- **Set problem**
Read the entries below and pull out each line with the string "обеспечения".

:: Input material ::

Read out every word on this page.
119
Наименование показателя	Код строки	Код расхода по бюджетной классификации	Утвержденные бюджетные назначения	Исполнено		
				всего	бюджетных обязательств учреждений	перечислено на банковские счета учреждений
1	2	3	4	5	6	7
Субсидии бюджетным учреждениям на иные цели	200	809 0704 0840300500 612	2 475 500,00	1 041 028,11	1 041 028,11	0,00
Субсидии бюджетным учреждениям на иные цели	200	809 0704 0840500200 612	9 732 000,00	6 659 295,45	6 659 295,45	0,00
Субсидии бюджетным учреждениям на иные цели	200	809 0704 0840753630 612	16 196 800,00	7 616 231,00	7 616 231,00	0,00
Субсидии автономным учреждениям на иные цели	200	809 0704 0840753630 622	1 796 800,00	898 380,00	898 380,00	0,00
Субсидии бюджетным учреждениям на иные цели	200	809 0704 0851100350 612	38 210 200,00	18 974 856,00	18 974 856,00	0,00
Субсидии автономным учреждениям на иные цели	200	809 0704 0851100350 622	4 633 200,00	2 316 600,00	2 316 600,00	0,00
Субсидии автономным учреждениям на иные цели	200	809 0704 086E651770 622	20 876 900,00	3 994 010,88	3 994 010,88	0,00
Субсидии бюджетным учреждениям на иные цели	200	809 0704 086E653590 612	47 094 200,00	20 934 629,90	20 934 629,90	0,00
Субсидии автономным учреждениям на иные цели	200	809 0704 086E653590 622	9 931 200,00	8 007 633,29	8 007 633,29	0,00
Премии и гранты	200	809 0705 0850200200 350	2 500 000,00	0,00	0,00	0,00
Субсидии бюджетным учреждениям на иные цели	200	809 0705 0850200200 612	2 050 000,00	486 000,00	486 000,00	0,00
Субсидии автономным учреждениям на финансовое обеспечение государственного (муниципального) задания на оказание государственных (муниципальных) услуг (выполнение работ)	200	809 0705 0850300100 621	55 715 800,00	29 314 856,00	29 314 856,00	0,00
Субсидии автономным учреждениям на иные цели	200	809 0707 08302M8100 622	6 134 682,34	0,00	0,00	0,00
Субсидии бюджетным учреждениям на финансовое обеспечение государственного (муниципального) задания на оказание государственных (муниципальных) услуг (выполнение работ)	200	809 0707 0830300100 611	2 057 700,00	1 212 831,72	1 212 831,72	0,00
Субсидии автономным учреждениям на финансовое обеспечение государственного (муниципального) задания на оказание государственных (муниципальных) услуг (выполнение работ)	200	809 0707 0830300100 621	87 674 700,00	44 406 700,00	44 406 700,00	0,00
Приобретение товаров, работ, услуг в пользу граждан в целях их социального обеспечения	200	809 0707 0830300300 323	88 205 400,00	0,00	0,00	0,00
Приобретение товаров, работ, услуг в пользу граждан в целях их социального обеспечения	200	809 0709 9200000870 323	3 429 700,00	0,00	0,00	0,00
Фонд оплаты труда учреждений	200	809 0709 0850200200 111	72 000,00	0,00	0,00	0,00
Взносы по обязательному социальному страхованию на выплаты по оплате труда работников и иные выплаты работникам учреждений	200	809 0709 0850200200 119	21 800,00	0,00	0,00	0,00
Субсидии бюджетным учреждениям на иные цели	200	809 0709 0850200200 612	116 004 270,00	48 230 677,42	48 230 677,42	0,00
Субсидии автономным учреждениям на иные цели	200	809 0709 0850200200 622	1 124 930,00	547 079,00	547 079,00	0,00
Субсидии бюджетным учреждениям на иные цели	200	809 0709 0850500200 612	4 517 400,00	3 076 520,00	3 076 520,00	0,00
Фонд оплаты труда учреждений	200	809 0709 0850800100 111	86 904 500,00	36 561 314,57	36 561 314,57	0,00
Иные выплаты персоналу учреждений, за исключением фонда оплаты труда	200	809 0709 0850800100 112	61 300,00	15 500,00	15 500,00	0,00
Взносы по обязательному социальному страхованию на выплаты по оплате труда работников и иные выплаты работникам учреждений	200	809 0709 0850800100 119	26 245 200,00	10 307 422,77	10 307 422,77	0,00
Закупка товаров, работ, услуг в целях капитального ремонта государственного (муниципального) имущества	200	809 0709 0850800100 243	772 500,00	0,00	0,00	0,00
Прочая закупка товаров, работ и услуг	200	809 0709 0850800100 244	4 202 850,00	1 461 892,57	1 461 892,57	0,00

:::

- **Reply**
Приобретение товаров, работ, услуг в пользу граждан в целях их социального обеспечения	200	809 0707 0830300300 323	88 205 400,00	0,00	0,00	0,00
Приобретение товаров, работ, услуг в пользу граждан в целях их социального обеспечения	200	809 0709 9200000870 323	3 429 700,00	0,00	0,00	0,00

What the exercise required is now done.